**REQUIREMENTS**
Every line below that holds the string "name" should be copied out.

==== DATA FOR THE TASK

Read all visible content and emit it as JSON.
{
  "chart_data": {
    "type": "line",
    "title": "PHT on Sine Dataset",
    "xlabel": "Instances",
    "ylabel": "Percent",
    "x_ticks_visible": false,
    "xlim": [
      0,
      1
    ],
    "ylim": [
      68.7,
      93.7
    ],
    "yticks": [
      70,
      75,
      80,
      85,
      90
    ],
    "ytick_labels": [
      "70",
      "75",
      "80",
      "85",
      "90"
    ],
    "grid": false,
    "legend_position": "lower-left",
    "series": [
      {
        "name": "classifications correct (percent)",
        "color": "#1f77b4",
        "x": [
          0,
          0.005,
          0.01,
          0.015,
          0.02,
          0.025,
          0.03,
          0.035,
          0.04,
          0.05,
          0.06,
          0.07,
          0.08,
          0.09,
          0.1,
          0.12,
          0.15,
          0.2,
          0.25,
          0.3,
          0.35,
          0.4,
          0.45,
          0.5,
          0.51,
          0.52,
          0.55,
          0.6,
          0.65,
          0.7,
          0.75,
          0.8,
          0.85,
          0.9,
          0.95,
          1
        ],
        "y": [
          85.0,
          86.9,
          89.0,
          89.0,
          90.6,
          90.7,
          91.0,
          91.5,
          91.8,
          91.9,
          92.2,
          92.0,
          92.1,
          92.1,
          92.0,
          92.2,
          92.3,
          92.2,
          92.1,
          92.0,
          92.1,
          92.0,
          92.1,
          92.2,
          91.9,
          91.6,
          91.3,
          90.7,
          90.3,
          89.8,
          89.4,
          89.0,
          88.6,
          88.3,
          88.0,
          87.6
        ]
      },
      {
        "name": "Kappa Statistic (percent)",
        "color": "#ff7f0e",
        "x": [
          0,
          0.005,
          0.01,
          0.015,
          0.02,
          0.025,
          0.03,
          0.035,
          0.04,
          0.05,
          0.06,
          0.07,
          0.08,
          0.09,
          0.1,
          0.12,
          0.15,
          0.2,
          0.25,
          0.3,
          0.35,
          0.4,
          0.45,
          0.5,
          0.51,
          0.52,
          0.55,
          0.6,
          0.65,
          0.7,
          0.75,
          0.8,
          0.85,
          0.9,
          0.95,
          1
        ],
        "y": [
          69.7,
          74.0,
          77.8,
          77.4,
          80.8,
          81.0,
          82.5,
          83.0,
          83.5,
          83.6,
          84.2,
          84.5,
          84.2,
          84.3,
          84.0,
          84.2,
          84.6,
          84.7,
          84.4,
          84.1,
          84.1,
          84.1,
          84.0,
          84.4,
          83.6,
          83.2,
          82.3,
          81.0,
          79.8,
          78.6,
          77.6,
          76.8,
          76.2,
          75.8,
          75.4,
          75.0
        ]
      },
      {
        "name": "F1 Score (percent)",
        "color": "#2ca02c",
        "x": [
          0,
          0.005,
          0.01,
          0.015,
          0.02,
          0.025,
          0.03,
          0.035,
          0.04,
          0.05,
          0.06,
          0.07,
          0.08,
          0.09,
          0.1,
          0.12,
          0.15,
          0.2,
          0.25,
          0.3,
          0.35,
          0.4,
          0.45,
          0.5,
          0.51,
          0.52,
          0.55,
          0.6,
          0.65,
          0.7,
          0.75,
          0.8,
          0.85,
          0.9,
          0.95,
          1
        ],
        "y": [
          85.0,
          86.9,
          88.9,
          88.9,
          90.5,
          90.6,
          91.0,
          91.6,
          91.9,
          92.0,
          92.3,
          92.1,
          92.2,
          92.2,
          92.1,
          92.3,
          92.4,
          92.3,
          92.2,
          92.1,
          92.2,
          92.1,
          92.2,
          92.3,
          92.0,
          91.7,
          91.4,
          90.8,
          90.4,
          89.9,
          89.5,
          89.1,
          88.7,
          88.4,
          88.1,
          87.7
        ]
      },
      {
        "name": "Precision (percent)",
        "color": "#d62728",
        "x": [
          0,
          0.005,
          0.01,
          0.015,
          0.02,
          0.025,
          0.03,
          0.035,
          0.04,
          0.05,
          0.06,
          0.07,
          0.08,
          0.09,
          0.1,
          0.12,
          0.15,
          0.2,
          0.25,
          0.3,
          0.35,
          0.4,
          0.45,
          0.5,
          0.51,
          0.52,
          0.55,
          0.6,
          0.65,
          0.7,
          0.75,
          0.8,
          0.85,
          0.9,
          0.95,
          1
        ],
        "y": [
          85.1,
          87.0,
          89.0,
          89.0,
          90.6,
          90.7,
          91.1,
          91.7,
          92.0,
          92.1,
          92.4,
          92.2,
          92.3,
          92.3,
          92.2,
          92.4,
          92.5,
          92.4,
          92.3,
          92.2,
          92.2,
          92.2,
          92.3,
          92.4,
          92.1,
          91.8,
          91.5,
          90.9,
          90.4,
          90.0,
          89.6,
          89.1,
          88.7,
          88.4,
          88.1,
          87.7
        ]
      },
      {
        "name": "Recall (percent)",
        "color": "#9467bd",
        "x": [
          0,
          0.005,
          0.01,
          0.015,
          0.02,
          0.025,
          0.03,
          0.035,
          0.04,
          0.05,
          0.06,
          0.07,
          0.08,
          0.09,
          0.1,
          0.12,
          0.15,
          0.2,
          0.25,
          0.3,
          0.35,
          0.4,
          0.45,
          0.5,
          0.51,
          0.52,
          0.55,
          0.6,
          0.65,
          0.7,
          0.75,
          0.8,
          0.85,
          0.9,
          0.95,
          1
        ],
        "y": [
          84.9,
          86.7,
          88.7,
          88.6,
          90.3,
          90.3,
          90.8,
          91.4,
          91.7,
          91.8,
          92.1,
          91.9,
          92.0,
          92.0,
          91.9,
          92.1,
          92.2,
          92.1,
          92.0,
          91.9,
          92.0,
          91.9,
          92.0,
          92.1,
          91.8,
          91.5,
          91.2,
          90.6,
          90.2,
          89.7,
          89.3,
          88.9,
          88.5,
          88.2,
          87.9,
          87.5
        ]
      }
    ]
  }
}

========

**COMPLETE RESPONSE**
        "name": "classifications correct (percent)",
        "name": "Kappa Statistic (percent)",
        "name": "F1 Score (percent)",
        "name": "Precision (percent)",
        "name": "Recall (percent)",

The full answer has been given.